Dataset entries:
________________________
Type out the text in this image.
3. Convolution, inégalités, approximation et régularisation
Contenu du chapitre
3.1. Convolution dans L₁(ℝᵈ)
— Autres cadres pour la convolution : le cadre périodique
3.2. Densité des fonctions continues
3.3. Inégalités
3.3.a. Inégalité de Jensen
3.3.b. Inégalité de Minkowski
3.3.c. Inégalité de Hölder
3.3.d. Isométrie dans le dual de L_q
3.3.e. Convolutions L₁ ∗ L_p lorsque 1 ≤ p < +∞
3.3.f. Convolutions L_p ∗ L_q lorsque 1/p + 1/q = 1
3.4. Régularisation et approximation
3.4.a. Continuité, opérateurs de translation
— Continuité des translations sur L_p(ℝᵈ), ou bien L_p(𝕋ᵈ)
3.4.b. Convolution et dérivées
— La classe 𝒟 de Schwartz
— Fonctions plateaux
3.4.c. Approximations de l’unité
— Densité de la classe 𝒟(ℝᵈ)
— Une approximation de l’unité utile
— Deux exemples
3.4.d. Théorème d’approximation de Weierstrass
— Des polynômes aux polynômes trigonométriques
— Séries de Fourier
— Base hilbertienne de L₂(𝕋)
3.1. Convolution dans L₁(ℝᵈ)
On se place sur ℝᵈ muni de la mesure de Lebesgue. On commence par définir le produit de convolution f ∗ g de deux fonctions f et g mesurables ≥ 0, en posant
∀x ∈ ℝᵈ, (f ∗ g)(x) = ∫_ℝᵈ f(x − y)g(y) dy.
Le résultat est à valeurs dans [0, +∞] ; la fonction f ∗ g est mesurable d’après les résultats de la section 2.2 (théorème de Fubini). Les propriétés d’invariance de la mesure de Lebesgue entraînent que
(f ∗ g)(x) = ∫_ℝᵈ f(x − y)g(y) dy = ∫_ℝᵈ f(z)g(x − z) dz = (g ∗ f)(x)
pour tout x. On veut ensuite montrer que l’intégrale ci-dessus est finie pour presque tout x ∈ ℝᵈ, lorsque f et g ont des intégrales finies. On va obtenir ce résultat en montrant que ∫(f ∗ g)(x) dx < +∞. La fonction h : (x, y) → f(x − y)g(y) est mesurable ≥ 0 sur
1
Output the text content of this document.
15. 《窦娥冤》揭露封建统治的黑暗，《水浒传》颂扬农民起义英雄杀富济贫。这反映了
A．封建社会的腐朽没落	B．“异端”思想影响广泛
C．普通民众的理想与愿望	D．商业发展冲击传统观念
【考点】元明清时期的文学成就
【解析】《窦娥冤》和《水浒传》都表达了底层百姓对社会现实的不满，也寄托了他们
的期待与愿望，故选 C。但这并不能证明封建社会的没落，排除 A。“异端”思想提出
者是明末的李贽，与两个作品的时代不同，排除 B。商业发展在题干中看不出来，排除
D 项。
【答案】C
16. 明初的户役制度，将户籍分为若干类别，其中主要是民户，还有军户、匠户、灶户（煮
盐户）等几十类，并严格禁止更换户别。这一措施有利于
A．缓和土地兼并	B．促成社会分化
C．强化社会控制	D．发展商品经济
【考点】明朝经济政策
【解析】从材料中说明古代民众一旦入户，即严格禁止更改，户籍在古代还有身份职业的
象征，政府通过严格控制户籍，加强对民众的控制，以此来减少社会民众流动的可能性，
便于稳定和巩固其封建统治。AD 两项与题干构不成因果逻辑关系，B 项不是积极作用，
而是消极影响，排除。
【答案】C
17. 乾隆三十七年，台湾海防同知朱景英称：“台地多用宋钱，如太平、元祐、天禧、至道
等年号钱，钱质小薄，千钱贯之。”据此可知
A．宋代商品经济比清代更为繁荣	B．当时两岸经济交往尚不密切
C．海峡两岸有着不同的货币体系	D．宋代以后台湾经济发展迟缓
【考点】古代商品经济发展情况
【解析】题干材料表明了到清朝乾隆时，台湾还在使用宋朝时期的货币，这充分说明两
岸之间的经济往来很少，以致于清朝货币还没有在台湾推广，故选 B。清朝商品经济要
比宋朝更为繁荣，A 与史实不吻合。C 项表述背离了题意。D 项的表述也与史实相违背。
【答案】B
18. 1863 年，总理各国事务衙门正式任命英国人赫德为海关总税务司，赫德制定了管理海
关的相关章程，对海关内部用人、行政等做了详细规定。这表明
________________________
What to work on: Exact output of every entry is required.

Answer to this exercise:
Type out the text in this image.
3. Convolution, inégalités, approximation et régularisation
Contenu du chapitre
3.1. Convolution dans L₁(ℝᵈ)
— Autres cadres pour la convolution : le cadre périodique
3.2. Densité des fonctions continues
3.3. Inégalités
3.3.a. Inégalité de Jensen
3.3.b. Inégalité de Minkowski
3.3.c. Inégalité de Hölder
3.3.d. Isométrie dans le dual de L_q
3.3.e. Convolutions L₁ ∗ L_p lorsque 1 ≤ p < +∞
3.3.f. Convolutions L_p ∗ L_q lorsque 1/p + 1/q = 1
3.4. Régularisation et approximation
3.4.a. Continuité, opérateurs de translation
— Continuité des translations sur L_p(ℝᵈ), ou bien L_p(𝕋ᵈ)
3.4.b. Convolution et dérivées
— La classe 𝒟 de Schwartz
— Fonctions plateaux
3.4.c. Approximations de l’unité
— Densité de la classe 𝒟(ℝᵈ)
— Une approximation de l’unité utile
— Deux exemples
3.4.d. Théorème d’approximation de Weierstrass
— Des polynômes aux polynômes trigonométriques
— Séries de Fourier
— Base hilbertienne de L₂(𝕋)
3.1. Convolution dans L₁(ℝᵈ)
On se place sur ℝᵈ muni de la mesure de Lebesgue. On commence par définir le produit de convolution f ∗ g de deux fonctions f et g mesurables ≥ 0, en posant
∀x ∈ ℝᵈ, (f ∗ g)(x) = ∫_ℝᵈ f(x − y)g(y) dy.
Le résultat est à valeurs dans [0, +∞] ; la fonction f ∗ g est mesurable d’après les résultats de la section 2.2 (théorème de Fubini). Les propriétés d’invariance de la mesure de Lebesgue entraînent que
(f ∗ g)(x) = ∫_ℝᵈ f(x − y)g(y) dy = ∫_ℝᵈ f(z)g(x − z) dz = (g ∗ f)(x)
pour tout x. On veut ensuite montrer que l’intégrale ci-dessus est finie pour presque tout x ∈ ℝᵈ, lorsque f et g ont des intégrales finies. On va obtenir ce résultat en montrant que ∫(f ∗ g)(x) dx < +∞. La fonction h : (x, y) → f(x − y)g(y) est mesurable ≥ 0 sur
1
Output the text content of this document.
15. 《窦娥冤》揭露封建统治的黑暗，《水浒传》颂扬农民起义英雄杀富济贫。这反映了
A．封建社会的腐朽没落	B．“异端”思想影响广泛
C．普通民众的理想与愿望	D．商业发展冲击传统观念
【考点】元明清时期的文学成就
【解析】《窦娥冤》和《水浒传》都表达了底层百姓对社会现实的不满，也寄托了他们
的期待与愿望，故选 C。但这并不能证明封建社会的没落，排除 A。“异端”思想提出
者是明末的李贽，与两个作品的时代不同，排除 B。商业发展在题干中看不出来，排除
D 项。
【答案】C
16. 明初的户役制度，将户籍分为若干类别，其中主要是民户，还有军户、匠户、灶户（煮
盐户）等几十类，并严格禁止更换户别。这一措施有利于
A．缓和土地兼并	B．促成社会分化
C．强化社会控制	D．发展商品经济
【考点】明朝经济政策
【解析】从材料中说明古代民众一旦入户，即严格禁止更改，户籍在古代还有身份职业的
象征，政府通过严格控制户籍，加强对民众的控制，以此来减少社会民众流动的可能性，
便于稳定和巩固其封建统治。AD 两项与题干构不成因果逻辑关系，B 项不是积极作用，
而是消极影响，排除。
【答案】C
17. 乾隆三十七年，台湾海防同知朱景英称：“台地多用宋钱，如太平、元祐、天禧、至道
等年号钱，钱质小薄，千钱贯之。”据此可知
A．宋代商品经济比清代更为繁荣	B．当时两岸经济交往尚不密切
C．海峡两岸有着不同的货币体系	D．宋代以后台湾经济发展迟缓
【考点】古代商品经济发展情况
【解析】题干材料表明了到清朝乾隆时，台湾还在使用宋朝时期的货币，这充分说明两
岸之间的经济往来很少，以致于清朝货币还没有在台湾推广，故选 B。清朝商品经济要
比宋朝更为繁荣，A 与史实不吻合。C 项表述背离了题意。D 项的表述也与史实相违背。
【答案】B
18. 1863 年，总理各国事务衙门正式任命英国人赫德为海关总税务司，赫德制定了管理海
关的相关章程，对海关内部用人、行政等做了详细规定。这表明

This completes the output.